◆ What to do ◆
Out of the lines below, please list those that hold the string "SottoCicli".

◆ Input records ◆

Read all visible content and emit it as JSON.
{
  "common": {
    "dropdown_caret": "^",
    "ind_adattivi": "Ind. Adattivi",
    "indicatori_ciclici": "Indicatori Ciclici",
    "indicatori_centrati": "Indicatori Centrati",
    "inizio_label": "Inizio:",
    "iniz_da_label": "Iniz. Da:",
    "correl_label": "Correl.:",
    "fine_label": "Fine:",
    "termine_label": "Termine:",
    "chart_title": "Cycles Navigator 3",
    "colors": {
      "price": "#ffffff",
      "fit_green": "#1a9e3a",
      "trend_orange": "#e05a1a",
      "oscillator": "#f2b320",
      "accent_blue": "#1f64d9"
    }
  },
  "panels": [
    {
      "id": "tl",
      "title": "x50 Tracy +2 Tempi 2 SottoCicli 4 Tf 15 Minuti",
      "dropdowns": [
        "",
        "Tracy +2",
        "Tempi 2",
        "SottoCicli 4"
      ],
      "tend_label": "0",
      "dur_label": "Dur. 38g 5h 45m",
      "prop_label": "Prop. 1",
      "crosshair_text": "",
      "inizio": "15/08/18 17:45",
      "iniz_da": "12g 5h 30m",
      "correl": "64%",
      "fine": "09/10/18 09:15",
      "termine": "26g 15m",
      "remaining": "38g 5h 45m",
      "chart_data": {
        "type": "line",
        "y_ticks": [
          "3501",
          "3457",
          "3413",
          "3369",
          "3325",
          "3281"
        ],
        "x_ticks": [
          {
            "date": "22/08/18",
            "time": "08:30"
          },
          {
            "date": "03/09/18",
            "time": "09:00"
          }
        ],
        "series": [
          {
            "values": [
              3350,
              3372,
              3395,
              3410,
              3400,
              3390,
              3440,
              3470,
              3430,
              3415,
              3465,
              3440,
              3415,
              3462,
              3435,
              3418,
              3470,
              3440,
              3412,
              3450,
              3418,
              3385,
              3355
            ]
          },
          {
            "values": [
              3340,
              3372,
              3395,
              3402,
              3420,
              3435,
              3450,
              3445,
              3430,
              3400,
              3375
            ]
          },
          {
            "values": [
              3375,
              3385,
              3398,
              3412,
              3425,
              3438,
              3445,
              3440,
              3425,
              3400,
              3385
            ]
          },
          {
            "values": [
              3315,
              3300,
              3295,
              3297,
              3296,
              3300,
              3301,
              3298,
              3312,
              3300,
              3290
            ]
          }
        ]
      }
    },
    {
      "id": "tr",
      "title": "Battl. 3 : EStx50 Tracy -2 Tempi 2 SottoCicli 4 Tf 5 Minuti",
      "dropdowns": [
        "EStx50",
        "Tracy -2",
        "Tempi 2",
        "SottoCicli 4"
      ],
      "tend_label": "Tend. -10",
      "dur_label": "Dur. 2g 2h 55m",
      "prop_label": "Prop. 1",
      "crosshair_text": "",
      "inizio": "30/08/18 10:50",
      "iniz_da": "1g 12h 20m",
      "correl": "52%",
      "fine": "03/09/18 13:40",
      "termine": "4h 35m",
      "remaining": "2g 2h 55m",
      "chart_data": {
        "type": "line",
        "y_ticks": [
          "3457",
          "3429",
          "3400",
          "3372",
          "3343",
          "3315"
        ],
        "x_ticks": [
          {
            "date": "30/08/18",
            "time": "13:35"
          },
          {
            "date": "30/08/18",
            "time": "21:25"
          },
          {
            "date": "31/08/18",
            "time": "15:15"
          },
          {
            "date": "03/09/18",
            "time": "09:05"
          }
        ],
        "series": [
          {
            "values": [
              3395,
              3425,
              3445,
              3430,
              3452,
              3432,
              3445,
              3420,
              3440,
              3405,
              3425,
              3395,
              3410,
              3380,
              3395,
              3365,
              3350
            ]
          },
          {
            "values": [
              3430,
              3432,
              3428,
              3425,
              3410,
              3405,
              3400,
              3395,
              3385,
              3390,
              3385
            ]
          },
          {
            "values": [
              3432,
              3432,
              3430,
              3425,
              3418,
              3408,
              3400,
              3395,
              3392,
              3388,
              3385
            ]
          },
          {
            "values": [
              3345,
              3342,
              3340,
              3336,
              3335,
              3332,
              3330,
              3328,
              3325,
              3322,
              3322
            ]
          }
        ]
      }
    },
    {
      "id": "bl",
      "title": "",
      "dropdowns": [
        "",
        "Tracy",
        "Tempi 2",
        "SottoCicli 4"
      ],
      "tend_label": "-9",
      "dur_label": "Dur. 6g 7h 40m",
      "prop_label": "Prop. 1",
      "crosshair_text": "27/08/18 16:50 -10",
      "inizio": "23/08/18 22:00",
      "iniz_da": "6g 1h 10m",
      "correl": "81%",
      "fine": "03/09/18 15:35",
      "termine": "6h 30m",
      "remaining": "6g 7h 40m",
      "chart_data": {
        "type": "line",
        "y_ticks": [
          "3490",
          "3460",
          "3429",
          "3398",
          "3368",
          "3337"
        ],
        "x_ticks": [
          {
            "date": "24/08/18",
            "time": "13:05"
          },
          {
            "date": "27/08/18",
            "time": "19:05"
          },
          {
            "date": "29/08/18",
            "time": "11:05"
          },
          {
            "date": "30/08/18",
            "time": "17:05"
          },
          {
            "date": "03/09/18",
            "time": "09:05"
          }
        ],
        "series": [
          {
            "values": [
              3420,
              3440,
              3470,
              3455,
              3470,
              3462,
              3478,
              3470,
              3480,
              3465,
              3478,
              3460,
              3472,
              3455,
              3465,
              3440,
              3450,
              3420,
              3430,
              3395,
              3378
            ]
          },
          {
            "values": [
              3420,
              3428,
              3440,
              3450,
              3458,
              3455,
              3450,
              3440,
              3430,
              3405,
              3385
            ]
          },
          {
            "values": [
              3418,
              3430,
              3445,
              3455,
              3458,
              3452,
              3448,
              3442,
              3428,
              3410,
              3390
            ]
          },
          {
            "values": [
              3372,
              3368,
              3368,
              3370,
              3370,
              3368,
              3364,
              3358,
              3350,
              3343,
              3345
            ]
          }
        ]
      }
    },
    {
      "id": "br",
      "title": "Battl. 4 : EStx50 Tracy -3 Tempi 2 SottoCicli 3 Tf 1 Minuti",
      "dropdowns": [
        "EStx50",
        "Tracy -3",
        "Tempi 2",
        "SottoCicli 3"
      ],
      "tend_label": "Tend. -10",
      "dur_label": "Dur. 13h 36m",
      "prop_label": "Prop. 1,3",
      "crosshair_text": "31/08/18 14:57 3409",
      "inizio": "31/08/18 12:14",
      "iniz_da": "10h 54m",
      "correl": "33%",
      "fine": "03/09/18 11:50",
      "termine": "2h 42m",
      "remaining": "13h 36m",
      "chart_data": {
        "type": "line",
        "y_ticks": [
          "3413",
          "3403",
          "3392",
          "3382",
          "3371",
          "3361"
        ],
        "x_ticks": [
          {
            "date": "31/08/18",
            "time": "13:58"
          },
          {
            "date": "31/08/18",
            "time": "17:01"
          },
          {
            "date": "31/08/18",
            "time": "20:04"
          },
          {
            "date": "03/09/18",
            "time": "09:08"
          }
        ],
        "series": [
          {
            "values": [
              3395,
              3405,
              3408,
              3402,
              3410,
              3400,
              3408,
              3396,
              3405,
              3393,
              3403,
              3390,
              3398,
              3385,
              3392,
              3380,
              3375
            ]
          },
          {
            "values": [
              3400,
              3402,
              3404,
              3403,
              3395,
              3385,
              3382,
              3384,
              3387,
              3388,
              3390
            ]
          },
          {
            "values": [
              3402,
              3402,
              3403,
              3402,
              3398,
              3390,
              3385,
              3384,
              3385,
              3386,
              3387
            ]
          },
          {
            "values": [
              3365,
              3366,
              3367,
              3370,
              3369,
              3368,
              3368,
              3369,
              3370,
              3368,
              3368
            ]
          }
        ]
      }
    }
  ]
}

◆ Task answer ◆
      "title": "x50 Tracy +2 Tempi 2 SottoCicli 4 Tf 15 Minuti",
        "SottoCicli 4"
      "title": "Battl. 3 : EStx50 Tracy -2 Tempi 2 SottoCicli 4 Tf 5 Minuti",
        "SottoCicli 4"
        "SottoCicli 4"
      "title": "Battl. 4 : EStx50 Tracy -3 Tempi 2 SottoCicli 3 Tf 1 Minuti",
        "SottoCicli 3"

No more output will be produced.